_WORK TO COMPLETE_
Output each entry below as it stands, leaving out every picture.

_DATA RECORDS_
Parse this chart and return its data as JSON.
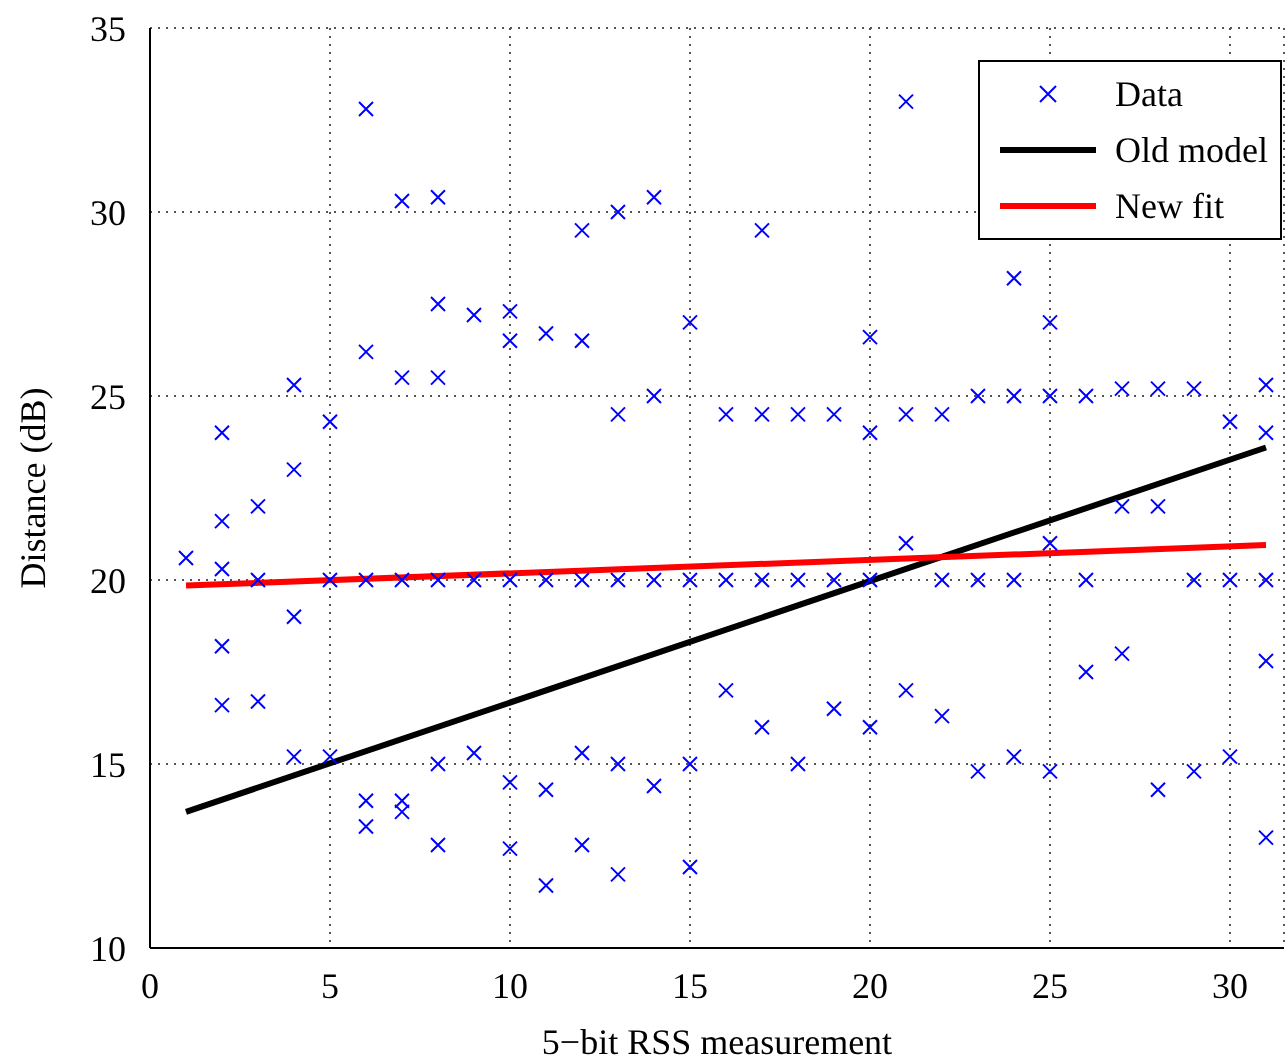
{
  "chart_data": {
    "type": "scatter",
    "xlabel": "5−bit RSS measurement",
    "ylabel": "Distance (dB)",
    "xlim": [
      0,
      31.5
    ],
    "xticks": [
      0,
      5,
      10,
      15,
      20,
      25,
      30
    ],
    "ylim": [
      10,
      35
    ],
    "yticks": [
      10,
      15,
      20,
      25,
      30,
      35
    ],
    "grid": true,
    "legend": "top right",
    "series": [
      {
        "name": "Data",
        "marker": "cross",
        "color": "#0000ff",
        "x": [
          1,
          2,
          2,
          2,
          2,
          2,
          3,
          3,
          3,
          4,
          4,
          4,
          4,
          5,
          5,
          5,
          6,
          6,
          6,
          6,
          6,
          7,
          7,
          7,
          7,
          7,
          8,
          8,
          8,
          8,
          8,
          8,
          9,
          9,
          9,
          10,
          10,
          10,
          10,
          10,
          11,
          11,
          11,
          11,
          12,
          12,
          12,
          12,
          12,
          13,
          13,
          13,
          13,
          13,
          14,
          14,
          14,
          14,
          15,
          15,
          15,
          15,
          16,
          16,
          16,
          17,
          17,
          17,
          17,
          18,
          18,
          18,
          19,
          19,
          19,
          20,
          20,
          20,
          20,
          21,
          21,
          21,
          21,
          22,
          22,
          22,
          23,
          23,
          23,
          24,
          24,
          24,
          24,
          25,
          25,
          25,
          25,
          26,
          26,
          26,
          27,
          27,
          27,
          28,
          28,
          28,
          29,
          29,
          29,
          30,
          30,
          30,
          31,
          31,
          31,
          31,
          31
        ],
        "values": [
          20.6,
          24,
          21.6,
          20.3,
          18.2,
          16.6,
          22,
          20,
          16.7,
          25.3,
          23,
          19,
          15.2,
          24.3,
          20,
          15.2,
          32.8,
          26.2,
          20,
          14,
          13.3,
          30.3,
          25.5,
          20,
          14,
          13.7,
          30.4,
          27.5,
          25.5,
          20,
          15,
          12.8,
          27.2,
          20,
          15.3,
          27.3,
          26.5,
          20,
          14.5,
          12.7,
          26.7,
          20,
          14.3,
          11.7,
          29.5,
          26.5,
          20,
          15.3,
          12.8,
          30,
          24.5,
          20,
          15,
          12,
          30.4,
          25,
          20,
          14.4,
          27,
          20,
          15,
          12.2,
          24.5,
          20,
          17,
          29.5,
          24.5,
          20,
          16,
          24.5,
          20,
          15,
          24.5,
          20,
          16.5,
          26.6,
          24,
          20,
          16,
          33,
          24.5,
          21,
          17,
          24.5,
          20,
          16.3,
          25,
          20,
          14.8,
          28.2,
          25,
          20,
          15.2,
          27,
          25,
          21,
          14.8,
          25,
          20,
          17.5,
          25.2,
          22,
          18,
          25.2,
          22,
          14.3,
          25.2,
          20,
          14.8,
          24.3,
          20,
          15.2,
          25.3,
          24,
          20,
          17.8,
          13
        ]
      },
      {
        "name": "Old model",
        "type": "line",
        "color": "#000000",
        "line_style": "solid",
        "marker": "none",
        "x": [
          1,
          31
        ],
        "values": [
          13.7,
          23.6
        ]
      },
      {
        "name": "New fit",
        "type": "line",
        "color": "#ff0000",
        "line_style": "solid",
        "marker": "none",
        "x": [
          1,
          31
        ],
        "values": [
          19.85,
          20.95
        ]
      }
    ]
  }
}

_COMPLETE RESPONSE_
Parse this chart and return its data as JSON.
{
  "chart_data": {
    "type": "scatter",
    "xlabel": "5−bit RSS measurement",
    "ylabel": "Distance (dB)",
    "xlim": [
      0,
      31.5
    ],
    "xticks": [
      0,
      5,
      10,
      15,
      20,
      25,
      30
    ],
    "ylim": [
      10,
      35
    ],
    "yticks": [
      10,
      15,
      20,
      25,
      30,
      35
    ],
    "grid": true,
    "legend": "top right",
    "series": [
      {
        "name": "Data",
        "marker": "cross",
        "color": "#0000ff",
        "x": [
          1,
          2,
          2,
          2,
          2,
          2,
          3,
          3,
          3,
          4,
          4,
          4,
          4,
          5,
          5,
          5,
          6,
          6,
          6,
          6,
          6,
          7,
          7,
          7,
          7,
          7,
          8,
          8,
          8,
          8,
          8,
          8,
          9,
          9,
          9,
          10,
          10,
          10,
          10,
          10,
          11,
          11,
          11,
          11,
          12,
          12,
          12,
          12,
          12,
          13,
          13,
          13,
          13,
          13,
          14,
          14,
          14,
          14,
          15,
          15,
          15,
          15,
          16,
          16,
          16,
          17,
          17,
          17,
          17,
          18,
          18,
          18,
          19,
          19,
          19,
          20,
          20,
          20,
          20,
          21,
          21,
          21,
          21,
          22,
          22,
          22,
          23,
          23,
          23,
          24,
          24,
          24,
          24,
          25,
          25,
          25,
          25,
          26,
          26,
          26,
          27,
          27,
          27,
          28,
          28,
          28,
          29,
          29,
          29,
          30,
          30,
          30,
          31,
          31,
          31,
          31,
          31
        ],
        "values": [
          20.6,
          24,
          21.6,
          20.3,
          18.2,
          16.6,
          22,
          20,
          16.7,
          25.3,
          23,
          19,
          15.2,
          24.3,
          20,
          15.2,
          32.8,
          26.2,
          20,
          14,
          13.3,
          30.3,
          25.5,
          20,
          14,
          13.7,
          30.4,
          27.5,
          25.5,
          20,
          15,
          12.8,
          27.2,
          20,
          15.3,
          27.3,
          26.5,
          20,
          14.5,
          12.7,
          26.7,
          20,
          14.3,
          11.7,
          29.5,
          26.5,
          20,
          15.3,
          12.8,
          30,
          24.5,
          20,
          15,
          12,
          30.4,
          25,
          20,
          14.4,
          27,
          20,
          15,
          12.2,
          24.5,
          20,
          17,
          29.5,
          24.5,
          20,
          16,
          24.5,
          20,
          15,
          24.5,
          20,
          16.5,
          26.6,
          24,
          20,
          16,
          33,
          24.5,
          21,
          17,
          24.5,
          20,
          16.3,
          25,
          20,
          14.8,
          28.2,
          25,
          20,
          15.2,
          27,
          25,
          21,
          14.8,
          25,
          20,
          17.5,
          25.2,
          22,
          18,
          25.2,
          22,
          14.3,
          25.2,
          20,
          14.8,
          24.3,
          20,
          15.2,
          25.3,
          24,
          20,
          17.8,
          13
        ]
      },
      {
        "name": "Old model",
        "type": "line",
        "color": "#000000",
        "line_style": "solid",
        "marker": "none",
        "x": [
          1,
          31
        ],
        "values": [
          13.7,
          23.6
        ]
      },
      {
        "name": "New fit",
        "type": "line",
        "color": "#ff0000",
        "line_style": "solid",
        "marker": "none",
        "x": [
          1,
          31
        ],
        "values": [
          19.85,
          20.95
        ]
      }
    ]
  }
}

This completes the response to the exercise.